* **Supplied information**
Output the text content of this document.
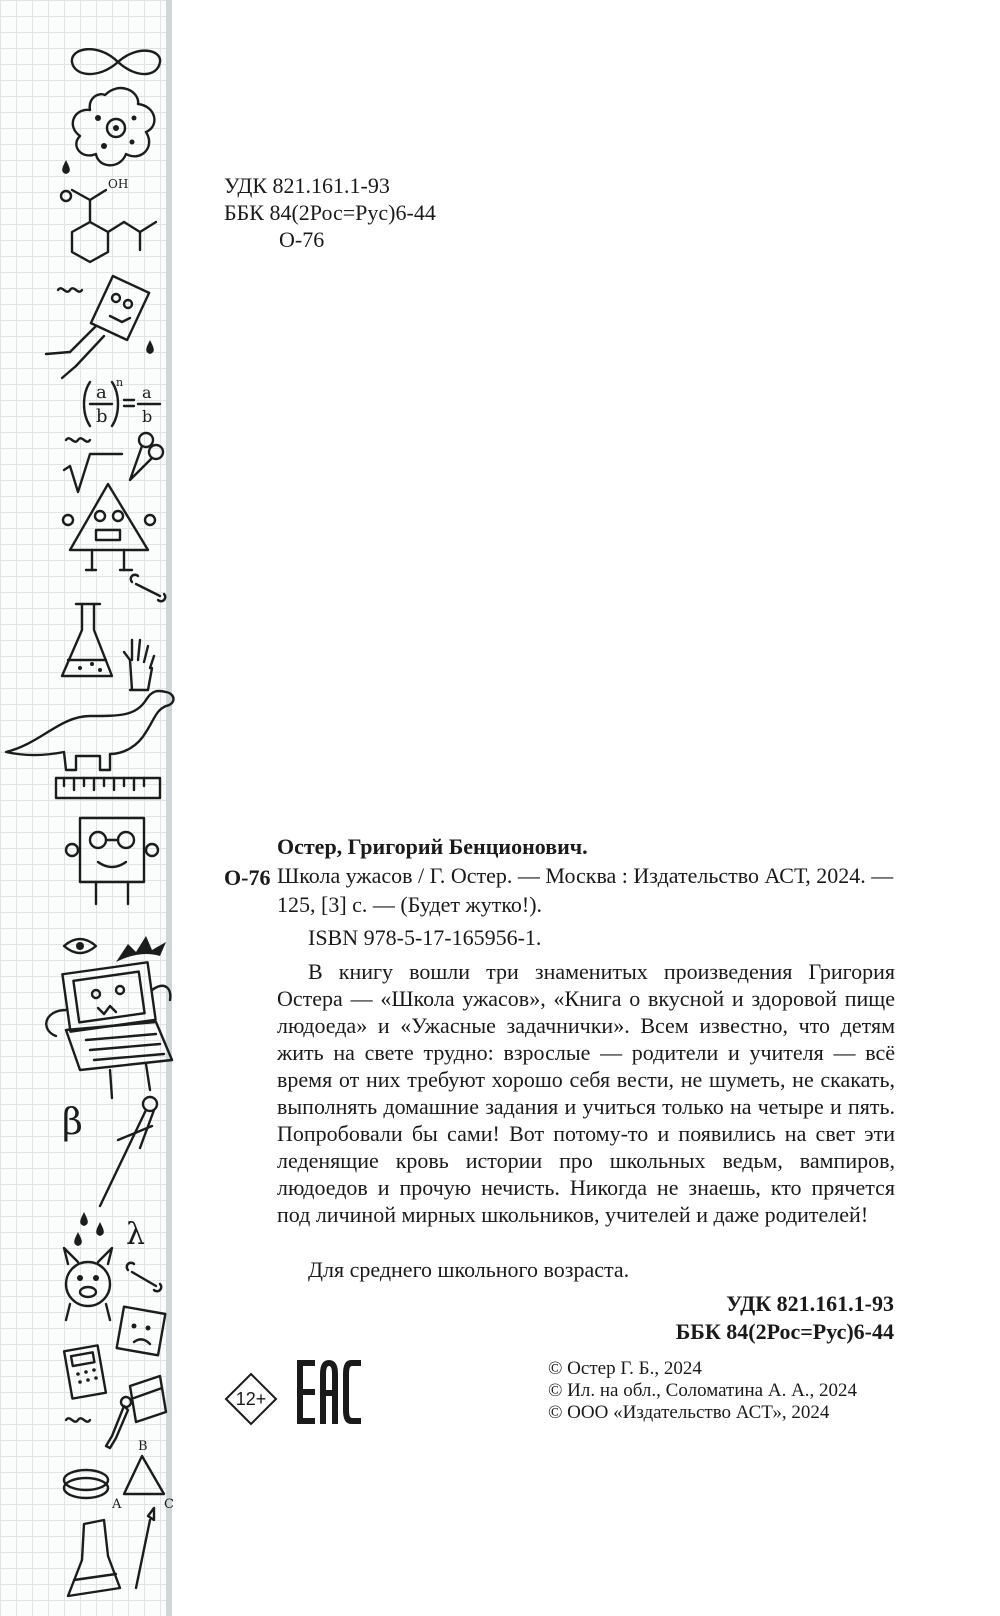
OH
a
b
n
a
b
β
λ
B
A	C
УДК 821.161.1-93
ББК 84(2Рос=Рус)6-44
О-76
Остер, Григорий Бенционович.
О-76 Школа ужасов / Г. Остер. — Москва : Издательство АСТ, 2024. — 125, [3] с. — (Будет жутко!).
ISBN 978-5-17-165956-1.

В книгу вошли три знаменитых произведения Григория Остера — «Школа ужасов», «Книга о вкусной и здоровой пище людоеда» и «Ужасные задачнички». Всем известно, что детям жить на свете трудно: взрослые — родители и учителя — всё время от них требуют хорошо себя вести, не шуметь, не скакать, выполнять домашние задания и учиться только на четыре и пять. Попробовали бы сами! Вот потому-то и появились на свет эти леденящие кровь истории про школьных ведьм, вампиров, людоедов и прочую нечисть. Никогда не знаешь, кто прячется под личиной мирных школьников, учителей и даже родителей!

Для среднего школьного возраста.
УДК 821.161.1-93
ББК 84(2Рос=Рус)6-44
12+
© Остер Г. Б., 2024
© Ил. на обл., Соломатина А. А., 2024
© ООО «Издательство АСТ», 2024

* **Exercise description**
Without the pictures, output the full listing exactly as it stands.

* **Response to this task**
Output the text content of this document.
OH
a
b
n
a
b
β
λ
B
A	C
УДК 821.161.1-93
ББК 84(2Рос=Рус)6-44
О-76
Остер, Григорий Бенционович.
О-76 Школа ужасов / Г. Остер. — Москва : Издательство АСТ, 2024. — 125, [3] с. — (Будет жутко!).
ISBN 978-5-17-165956-1.

В книгу вошли три знаменитых произведения Григория Остера — «Школа ужасов», «Книга о вкусной и здоровой пище людоеда» и «Ужасные задачнички». Всем известно, что детям жить на свете трудно: взрослые — родители и учителя — всё время от них требуют хорошо себя вести, не шуметь, не скакать, выполнять домашние задания и учиться только на четыре и пять. Попробовали бы сами! Вот потому-то и появились на свет эти леденящие кровь истории про школьных ведьм, вампиров, людоедов и прочую нечисть. Никогда не знаешь, кто прячется под личиной мирных школьников, учителей и даже родителей!

Для среднего школьного возраста.
УДК 821.161.1-93
ББК 84(2Рос=Рус)6-44
12+
© Остер Г. Б., 2024
© Ил. на обл., Соломатина А. А., 2024
© ООО «Издательство АСТ», 2024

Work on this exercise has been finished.